- _PROBLEM DETAILS_:
Search the data for the string "Revenue" and gather each line it is in.

[Part of a data file]

== == ==

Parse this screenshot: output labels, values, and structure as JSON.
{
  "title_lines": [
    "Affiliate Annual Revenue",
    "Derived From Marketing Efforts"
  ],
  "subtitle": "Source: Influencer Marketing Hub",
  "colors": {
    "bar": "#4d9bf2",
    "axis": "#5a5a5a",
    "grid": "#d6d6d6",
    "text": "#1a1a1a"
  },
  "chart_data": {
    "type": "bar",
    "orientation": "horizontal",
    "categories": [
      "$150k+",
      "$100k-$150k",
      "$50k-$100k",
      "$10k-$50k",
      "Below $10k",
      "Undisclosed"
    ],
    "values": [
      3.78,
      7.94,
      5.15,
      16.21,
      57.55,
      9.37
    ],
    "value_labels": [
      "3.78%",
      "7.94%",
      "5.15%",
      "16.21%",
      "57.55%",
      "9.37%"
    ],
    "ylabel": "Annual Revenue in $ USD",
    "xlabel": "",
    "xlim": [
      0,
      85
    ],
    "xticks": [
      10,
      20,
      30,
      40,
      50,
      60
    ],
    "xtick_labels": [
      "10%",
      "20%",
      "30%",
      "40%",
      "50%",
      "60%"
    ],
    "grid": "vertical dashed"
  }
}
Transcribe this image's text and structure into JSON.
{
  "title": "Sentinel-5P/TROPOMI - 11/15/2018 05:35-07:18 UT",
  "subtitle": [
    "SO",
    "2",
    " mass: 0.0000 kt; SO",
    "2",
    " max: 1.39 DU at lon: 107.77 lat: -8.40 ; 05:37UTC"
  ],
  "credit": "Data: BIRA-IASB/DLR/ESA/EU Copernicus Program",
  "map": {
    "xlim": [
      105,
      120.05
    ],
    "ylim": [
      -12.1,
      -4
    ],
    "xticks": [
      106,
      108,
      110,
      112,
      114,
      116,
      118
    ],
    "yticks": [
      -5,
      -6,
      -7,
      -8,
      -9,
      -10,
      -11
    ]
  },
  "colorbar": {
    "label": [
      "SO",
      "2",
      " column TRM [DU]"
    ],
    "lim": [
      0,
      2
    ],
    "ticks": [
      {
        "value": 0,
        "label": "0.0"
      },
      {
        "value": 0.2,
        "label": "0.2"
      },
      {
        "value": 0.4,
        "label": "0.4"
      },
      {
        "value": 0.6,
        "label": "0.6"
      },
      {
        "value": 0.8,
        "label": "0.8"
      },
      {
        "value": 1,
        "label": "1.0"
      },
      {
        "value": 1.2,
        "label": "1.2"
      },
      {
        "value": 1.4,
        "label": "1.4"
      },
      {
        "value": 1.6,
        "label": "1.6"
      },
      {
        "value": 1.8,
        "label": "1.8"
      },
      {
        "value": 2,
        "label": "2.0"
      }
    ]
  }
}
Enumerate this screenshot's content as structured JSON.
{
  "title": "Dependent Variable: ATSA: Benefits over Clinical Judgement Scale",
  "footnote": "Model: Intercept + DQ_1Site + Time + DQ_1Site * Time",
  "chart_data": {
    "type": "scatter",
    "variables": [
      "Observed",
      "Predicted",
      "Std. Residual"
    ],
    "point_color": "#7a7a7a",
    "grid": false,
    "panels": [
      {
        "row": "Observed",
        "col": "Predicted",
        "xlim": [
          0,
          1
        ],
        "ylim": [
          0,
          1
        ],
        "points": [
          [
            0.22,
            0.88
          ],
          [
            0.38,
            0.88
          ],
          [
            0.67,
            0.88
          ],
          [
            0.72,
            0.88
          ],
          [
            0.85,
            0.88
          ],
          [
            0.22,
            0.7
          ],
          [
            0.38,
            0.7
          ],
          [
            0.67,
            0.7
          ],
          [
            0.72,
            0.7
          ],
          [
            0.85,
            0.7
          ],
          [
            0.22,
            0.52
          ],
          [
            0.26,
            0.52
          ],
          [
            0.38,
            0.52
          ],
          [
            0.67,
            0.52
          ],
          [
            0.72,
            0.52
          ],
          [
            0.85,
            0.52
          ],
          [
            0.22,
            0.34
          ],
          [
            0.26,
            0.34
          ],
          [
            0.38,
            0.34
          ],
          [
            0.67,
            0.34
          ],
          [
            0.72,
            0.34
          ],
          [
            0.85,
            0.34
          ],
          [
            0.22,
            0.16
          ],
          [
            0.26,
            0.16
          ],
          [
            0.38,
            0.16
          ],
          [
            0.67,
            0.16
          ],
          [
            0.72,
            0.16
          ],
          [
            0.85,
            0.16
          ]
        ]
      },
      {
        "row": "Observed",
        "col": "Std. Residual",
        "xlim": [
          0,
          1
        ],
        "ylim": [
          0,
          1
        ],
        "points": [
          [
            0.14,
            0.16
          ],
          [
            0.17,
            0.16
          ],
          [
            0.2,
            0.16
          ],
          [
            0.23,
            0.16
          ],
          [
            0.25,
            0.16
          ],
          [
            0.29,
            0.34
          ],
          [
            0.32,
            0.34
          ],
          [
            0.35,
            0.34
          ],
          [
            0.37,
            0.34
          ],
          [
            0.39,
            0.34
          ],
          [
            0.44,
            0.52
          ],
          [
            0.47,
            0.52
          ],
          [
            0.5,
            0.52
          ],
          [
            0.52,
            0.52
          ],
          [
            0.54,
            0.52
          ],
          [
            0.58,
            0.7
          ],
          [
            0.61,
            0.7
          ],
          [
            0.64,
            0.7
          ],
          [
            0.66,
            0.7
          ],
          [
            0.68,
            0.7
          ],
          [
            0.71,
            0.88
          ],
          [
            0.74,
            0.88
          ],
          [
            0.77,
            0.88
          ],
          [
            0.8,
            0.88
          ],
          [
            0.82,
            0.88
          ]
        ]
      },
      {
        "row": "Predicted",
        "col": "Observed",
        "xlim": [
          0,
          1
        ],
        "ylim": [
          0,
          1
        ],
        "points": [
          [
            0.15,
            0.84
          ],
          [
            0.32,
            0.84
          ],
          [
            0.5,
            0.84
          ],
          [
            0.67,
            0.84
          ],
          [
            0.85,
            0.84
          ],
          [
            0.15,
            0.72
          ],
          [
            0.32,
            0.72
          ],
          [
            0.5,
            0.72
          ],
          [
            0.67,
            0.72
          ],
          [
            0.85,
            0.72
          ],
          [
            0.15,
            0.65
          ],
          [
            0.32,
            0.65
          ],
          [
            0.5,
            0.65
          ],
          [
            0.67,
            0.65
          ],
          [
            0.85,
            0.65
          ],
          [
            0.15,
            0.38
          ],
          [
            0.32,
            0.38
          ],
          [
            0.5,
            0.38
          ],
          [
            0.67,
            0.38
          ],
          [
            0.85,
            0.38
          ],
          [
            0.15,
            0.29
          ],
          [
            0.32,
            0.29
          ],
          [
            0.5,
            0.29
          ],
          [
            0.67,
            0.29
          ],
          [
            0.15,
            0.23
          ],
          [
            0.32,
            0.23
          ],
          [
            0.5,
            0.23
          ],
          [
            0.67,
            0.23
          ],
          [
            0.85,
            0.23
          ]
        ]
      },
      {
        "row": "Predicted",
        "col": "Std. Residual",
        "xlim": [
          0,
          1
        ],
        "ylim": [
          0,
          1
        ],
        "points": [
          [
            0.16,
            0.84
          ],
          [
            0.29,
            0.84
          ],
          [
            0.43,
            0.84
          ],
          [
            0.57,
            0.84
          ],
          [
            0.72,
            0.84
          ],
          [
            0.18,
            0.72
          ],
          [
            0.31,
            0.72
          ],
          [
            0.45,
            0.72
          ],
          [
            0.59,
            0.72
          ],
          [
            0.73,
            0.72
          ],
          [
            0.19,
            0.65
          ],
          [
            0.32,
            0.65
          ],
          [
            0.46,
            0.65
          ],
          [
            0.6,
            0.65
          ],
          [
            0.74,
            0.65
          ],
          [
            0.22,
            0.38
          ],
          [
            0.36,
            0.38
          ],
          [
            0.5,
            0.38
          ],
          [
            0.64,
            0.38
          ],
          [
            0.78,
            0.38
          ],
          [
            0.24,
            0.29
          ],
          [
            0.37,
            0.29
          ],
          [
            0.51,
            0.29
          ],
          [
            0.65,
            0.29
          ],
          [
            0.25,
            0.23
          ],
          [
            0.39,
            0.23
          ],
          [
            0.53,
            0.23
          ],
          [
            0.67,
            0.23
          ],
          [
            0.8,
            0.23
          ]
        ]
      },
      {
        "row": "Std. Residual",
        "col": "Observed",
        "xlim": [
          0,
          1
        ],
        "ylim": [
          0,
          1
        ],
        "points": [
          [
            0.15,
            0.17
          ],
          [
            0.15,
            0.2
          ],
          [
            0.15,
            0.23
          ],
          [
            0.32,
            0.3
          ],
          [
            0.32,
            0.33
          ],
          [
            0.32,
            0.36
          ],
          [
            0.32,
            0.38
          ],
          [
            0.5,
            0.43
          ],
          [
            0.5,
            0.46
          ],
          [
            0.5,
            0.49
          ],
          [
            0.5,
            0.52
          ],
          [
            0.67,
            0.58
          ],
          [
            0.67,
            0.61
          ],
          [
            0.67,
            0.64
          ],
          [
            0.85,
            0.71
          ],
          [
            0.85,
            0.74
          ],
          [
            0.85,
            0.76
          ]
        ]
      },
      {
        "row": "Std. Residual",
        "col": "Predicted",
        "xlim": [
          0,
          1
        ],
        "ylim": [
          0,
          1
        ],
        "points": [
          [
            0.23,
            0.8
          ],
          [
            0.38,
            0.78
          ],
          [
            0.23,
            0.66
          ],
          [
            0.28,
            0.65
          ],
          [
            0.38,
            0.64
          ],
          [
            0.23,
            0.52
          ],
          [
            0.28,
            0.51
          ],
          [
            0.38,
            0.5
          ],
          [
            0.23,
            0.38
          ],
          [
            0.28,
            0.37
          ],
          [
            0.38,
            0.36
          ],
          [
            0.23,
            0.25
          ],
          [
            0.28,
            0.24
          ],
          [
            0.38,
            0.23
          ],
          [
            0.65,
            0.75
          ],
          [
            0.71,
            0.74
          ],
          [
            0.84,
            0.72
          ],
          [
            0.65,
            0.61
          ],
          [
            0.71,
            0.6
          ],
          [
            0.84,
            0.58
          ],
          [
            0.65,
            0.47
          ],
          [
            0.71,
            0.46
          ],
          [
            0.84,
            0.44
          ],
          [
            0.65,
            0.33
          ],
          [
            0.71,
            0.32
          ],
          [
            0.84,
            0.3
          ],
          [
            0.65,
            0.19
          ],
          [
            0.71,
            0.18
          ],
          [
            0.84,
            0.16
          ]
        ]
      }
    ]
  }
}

== == ==

- _RIGHT ANSWER_:
    "Affiliate Annual Revenue",
    "ylabel": "Annual Revenue in $ USD",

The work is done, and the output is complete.